Return the lines below that carry the word "frac".

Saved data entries
* * * * *

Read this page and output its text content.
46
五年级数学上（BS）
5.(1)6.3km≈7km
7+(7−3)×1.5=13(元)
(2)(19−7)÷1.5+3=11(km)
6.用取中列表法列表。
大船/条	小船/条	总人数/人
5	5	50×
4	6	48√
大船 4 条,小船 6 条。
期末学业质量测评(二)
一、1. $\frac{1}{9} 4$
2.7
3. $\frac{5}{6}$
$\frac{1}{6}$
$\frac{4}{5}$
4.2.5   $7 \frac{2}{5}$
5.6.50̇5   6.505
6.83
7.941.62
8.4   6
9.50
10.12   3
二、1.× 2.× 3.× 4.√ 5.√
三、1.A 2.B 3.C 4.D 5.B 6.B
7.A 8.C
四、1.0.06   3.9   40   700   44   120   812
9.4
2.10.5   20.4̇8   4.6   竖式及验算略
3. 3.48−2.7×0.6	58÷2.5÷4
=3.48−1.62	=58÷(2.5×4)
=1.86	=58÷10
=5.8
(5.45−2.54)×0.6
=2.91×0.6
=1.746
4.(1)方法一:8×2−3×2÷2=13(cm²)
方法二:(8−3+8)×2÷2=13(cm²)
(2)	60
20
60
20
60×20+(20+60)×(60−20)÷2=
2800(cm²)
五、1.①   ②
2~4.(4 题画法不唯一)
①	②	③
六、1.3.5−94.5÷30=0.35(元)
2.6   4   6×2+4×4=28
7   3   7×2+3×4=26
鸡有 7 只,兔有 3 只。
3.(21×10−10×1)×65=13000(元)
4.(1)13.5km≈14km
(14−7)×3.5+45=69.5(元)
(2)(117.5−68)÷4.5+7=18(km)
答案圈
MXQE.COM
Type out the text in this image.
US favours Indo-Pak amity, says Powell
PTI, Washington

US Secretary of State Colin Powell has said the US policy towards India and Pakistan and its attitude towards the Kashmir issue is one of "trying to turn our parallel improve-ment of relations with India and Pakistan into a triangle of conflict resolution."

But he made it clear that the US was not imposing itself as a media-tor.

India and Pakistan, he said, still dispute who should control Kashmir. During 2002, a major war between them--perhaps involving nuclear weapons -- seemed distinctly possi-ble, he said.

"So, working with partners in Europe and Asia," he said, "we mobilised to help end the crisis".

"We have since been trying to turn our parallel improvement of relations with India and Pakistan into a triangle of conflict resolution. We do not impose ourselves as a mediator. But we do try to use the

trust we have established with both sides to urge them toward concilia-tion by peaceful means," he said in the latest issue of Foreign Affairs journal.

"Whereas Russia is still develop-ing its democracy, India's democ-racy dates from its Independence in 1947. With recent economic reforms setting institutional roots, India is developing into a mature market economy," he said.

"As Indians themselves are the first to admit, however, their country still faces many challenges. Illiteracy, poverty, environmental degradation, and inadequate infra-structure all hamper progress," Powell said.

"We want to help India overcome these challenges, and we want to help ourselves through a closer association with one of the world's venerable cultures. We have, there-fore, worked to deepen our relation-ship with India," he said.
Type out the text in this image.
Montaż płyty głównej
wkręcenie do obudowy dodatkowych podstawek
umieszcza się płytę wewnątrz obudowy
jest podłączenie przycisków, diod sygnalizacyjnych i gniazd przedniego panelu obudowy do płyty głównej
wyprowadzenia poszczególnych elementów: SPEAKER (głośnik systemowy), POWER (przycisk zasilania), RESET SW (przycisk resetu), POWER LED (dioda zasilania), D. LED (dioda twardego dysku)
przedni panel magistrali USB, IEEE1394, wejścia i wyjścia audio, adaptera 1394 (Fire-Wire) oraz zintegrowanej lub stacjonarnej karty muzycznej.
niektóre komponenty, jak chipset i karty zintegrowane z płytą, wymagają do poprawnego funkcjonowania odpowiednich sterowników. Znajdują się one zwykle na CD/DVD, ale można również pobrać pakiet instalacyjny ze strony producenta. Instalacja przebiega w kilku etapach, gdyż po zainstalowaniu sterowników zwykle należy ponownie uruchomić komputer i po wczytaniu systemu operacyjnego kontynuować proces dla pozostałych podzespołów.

* * * * *

● Answer in full
一、1. $\frac{1}{9} 4$
3. $\frac{5}{6}$
$\frac{1}{6}$
$\frac{4}{5}$
4.2.5   $7 \frac{2}{5}$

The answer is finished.